== TASK TO COMPLETE ==
Extract the full set of records, then give each one again exactly.
+ + + + +
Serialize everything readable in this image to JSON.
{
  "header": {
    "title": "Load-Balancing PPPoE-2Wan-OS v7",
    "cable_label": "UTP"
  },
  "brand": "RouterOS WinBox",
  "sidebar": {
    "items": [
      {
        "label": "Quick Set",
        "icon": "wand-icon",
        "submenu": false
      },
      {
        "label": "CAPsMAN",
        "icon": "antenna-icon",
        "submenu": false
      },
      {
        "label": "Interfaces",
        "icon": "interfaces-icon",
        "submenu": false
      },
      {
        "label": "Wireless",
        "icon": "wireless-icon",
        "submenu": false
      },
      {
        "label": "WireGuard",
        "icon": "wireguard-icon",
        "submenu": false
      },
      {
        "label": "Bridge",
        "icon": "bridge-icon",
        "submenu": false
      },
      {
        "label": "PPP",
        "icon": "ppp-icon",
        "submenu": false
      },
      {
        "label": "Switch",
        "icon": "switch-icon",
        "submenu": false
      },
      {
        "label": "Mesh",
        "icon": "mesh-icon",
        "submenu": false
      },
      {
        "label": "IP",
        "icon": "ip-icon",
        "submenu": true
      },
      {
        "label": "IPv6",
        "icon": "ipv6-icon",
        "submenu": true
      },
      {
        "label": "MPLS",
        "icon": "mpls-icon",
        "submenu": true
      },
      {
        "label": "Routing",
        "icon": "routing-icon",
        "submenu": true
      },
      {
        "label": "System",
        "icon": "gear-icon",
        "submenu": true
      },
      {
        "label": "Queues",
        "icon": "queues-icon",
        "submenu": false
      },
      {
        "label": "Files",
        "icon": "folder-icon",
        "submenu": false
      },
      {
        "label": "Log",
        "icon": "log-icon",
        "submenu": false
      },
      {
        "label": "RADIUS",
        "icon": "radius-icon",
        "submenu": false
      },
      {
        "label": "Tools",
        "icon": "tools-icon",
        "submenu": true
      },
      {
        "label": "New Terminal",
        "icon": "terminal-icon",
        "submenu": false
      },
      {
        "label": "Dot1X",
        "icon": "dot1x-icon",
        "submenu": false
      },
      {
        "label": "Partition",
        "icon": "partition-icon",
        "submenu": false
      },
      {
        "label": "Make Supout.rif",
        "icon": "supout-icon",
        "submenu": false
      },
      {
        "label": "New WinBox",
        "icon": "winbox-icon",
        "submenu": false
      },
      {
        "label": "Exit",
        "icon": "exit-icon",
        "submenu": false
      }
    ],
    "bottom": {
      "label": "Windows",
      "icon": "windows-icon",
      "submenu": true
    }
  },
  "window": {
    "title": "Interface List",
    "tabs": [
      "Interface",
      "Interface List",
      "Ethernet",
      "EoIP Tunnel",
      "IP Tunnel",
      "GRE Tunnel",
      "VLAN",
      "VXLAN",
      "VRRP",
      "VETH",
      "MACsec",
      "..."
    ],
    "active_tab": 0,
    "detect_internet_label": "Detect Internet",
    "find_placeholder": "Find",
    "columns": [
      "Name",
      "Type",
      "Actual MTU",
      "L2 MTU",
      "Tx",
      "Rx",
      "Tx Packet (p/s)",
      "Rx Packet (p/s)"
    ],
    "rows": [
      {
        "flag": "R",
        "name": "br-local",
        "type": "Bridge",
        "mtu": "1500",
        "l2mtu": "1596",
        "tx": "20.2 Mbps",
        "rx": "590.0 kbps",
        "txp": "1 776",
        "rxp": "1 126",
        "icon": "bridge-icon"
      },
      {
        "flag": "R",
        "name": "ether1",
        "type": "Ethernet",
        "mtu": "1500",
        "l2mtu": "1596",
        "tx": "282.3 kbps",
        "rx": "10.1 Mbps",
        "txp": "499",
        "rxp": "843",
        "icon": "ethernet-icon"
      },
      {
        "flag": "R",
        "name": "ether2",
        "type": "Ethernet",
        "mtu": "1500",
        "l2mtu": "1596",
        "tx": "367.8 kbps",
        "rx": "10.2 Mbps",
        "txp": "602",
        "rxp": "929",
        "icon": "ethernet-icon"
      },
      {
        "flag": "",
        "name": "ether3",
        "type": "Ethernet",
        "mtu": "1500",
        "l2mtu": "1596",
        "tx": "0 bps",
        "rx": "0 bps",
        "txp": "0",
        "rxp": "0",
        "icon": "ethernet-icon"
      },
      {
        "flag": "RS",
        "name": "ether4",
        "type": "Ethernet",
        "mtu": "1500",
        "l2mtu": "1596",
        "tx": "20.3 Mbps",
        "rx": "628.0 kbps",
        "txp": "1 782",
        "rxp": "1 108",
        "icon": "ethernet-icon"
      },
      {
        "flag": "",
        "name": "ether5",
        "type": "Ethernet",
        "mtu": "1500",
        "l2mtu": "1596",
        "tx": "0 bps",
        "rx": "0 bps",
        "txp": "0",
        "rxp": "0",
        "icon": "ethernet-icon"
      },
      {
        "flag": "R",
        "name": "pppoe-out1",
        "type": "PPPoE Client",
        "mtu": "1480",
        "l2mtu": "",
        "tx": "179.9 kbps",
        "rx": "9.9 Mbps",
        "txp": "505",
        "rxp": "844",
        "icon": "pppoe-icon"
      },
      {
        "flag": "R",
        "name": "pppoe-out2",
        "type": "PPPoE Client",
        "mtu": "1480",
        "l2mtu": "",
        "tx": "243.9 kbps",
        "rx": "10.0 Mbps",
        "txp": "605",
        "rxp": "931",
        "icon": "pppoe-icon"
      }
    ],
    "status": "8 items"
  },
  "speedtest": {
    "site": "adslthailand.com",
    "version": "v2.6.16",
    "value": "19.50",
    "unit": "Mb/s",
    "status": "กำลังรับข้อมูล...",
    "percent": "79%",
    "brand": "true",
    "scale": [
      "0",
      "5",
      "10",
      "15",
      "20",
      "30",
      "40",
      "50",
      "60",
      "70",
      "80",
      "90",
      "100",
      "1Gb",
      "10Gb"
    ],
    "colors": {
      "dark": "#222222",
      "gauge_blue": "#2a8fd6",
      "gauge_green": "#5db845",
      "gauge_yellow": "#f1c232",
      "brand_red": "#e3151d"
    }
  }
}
+ + + + +
== TASK OUTPUT ==
Serialize everything readable in this image to JSON.
{
  "header": {
    "title": "Load-Balancing PPPoE-2Wan-OS v7",
    "cable_label": "UTP"
  },
  "brand": "RouterOS WinBox",
  "sidebar": {
    "items": [
      {
        "label": "Quick Set",
        "icon": "wand-icon",
        "submenu": false
      },
      {
        "label": "CAPsMAN",
        "icon": "antenna-icon",
        "submenu": false
      },
      {
        "label": "Interfaces",
        "icon": "interfaces-icon",
        "submenu": false
      },
      {
        "label": "Wireless",
        "icon": "wireless-icon",
        "submenu": false
      },
      {
        "label": "WireGuard",
        "icon": "wireguard-icon",
        "submenu": false
      },
      {
        "label": "Bridge",
        "icon": "bridge-icon",
        "submenu": false
      },
      {
        "label": "PPP",
        "icon": "ppp-icon",
        "submenu": false
      },
      {
        "label": "Switch",
        "icon": "switch-icon",
        "submenu": false
      },
      {
        "label": "Mesh",
        "icon": "mesh-icon",
        "submenu": false
      },
      {
        "label": "IP",
        "icon": "ip-icon",
        "submenu": true
      },
      {
        "label": "IPv6",
        "icon": "ipv6-icon",
        "submenu": true
      },
      {
        "label": "MPLS",
        "icon": "mpls-icon",
        "submenu": true
      },
      {
        "label": "Routing",
        "icon": "routing-icon",
        "submenu": true
      },
      {
        "label": "System",
        "icon": "gear-icon",
        "submenu": true
      },
      {
        "label": "Queues",
        "icon": "queues-icon",
        "submenu": false
      },
      {
        "label": "Files",
        "icon": "folder-icon",
        "submenu": false
      },
      {
        "label": "Log",
        "icon": "log-icon",
        "submenu": false
      },
      {
        "label": "RADIUS",
        "icon": "radius-icon",
        "submenu": false
      },
      {
        "label": "Tools",
        "icon": "tools-icon",
        "submenu": true
      },
      {
        "label": "New Terminal",
        "icon": "terminal-icon",
        "submenu": false
      },
      {
        "label": "Dot1X",
        "icon": "dot1x-icon",
        "submenu": false
      },
      {
        "label": "Partition",
        "icon": "partition-icon",
        "submenu": false
      },
      {
        "label": "Make Supout.rif",
        "icon": "supout-icon",
        "submenu": false
      },
      {
        "label": "New WinBox",
        "icon": "winbox-icon",
        "submenu": false
      },
      {
        "label": "Exit",
        "icon": "exit-icon",
        "submenu": false
      }
    ],
    "bottom": {
      "label": "Windows",
      "icon": "windows-icon",
      "submenu": true
    }
  },
  "window": {
    "title": "Interface List",
    "tabs": [
      "Interface",
      "Interface List",
      "Ethernet",
      "EoIP Tunnel",
      "IP Tunnel",
      "GRE Tunnel",
      "VLAN",
      "VXLAN",
      "VRRP",
      "VETH",
      "MACsec",
      "..."
    ],
    "active_tab": 0,
    "detect_internet_label": "Detect Internet",
    "find_placeholder": "Find",
    "columns": [
      "Name",
      "Type",
      "Actual MTU",
      "L2 MTU",
      "Tx",
      "Rx",
      "Tx Packet (p/s)",
      "Rx Packet (p/s)"
    ],
    "rows": [
      {
        "flag": "R",
        "name": "br-local",
        "type": "Bridge",
        "mtu": "1500",
        "l2mtu": "1596",
        "tx": "20.2 Mbps",
        "rx": "590.0 kbps",
        "txp": "1 776",
        "rxp": "1 126",
        "icon": "bridge-icon"
      },
      {
        "flag": "R",
        "name": "ether1",
        "type": "Ethernet",
        "mtu": "1500",
        "l2mtu": "1596",
        "tx": "282.3 kbps",
        "rx": "10.1 Mbps",
        "txp": "499",
        "rxp": "843",
        "icon": "ethernet-icon"
      },
      {
        "flag": "R",
        "name": "ether2",
        "type": "Ethernet",
        "mtu": "1500",
        "l2mtu": "1596",
        "tx": "367.8 kbps",
        "rx": "10.2 Mbps",
        "txp": "602",
        "rxp": "929",
        "icon": "ethernet-icon"
      },
      {
        "flag": "",
        "name": "ether3",
        "type": "Ethernet",
        "mtu": "1500",
        "l2mtu": "1596",
        "tx": "0 bps",
        "rx": "0 bps",
        "txp": "0",
        "rxp": "0",
        "icon": "ethernet-icon"
      },
      {
        "flag": "RS",
        "name": "ether4",
        "type": "Ethernet",
        "mtu": "1500",
        "l2mtu": "1596",
        "tx": "20.3 Mbps",
        "rx": "628.0 kbps",
        "txp": "1 782",
        "rxp": "1 108",
        "icon": "ethernet-icon"
      },
      {
        "flag": "",
        "name": "ether5",
        "type": "Ethernet",
        "mtu": "1500",
        "l2mtu": "1596",
        "tx": "0 bps",
        "rx": "0 bps",
        "txp": "0",
        "rxp": "0",
        "icon": "ethernet-icon"
      },
      {
        "flag": "R",
        "name": "pppoe-out1",
        "type": "PPPoE Client",
        "mtu": "1480",
        "l2mtu": "",
        "tx": "179.9 kbps",
        "rx": "9.9 Mbps",
        "txp": "505",
        "rxp": "844",
        "icon": "pppoe-icon"
      },
      {
        "flag": "R",
        "name": "pppoe-out2",
        "type": "PPPoE Client",
        "mtu": "1480",
        "l2mtu": "",
        "tx": "243.9 kbps",
        "rx": "10.0 Mbps",
        "txp": "605",
        "rxp": "931",
        "icon": "pppoe-icon"
      }
    ],
    "status": "8 items"
  },
  "speedtest": {
    "site": "adslthailand.com",
    "version": "v2.6.16",
    "value": "19.50",
    "unit": "Mb/s",
    "status": "กำลังรับข้อมูล...",
    "percent": "79%",
    "brand": "true",
    "scale": [
      "0",
      "5",
      "10",
      "15",
      "20",
      "30",
      "40",
      "50",
      "60",
      "70",
      "80",
      "90",
      "100",
      "1Gb",
      "10Gb"
    ],
    "colors": {
      "dark": "#222222",
      "gauge_blue": "#2a8fd6",
      "gauge_green": "#5db845",
      "gauge_yellow": "#f1c232",
      "brand_red": "#e3151d"
    }
  }
}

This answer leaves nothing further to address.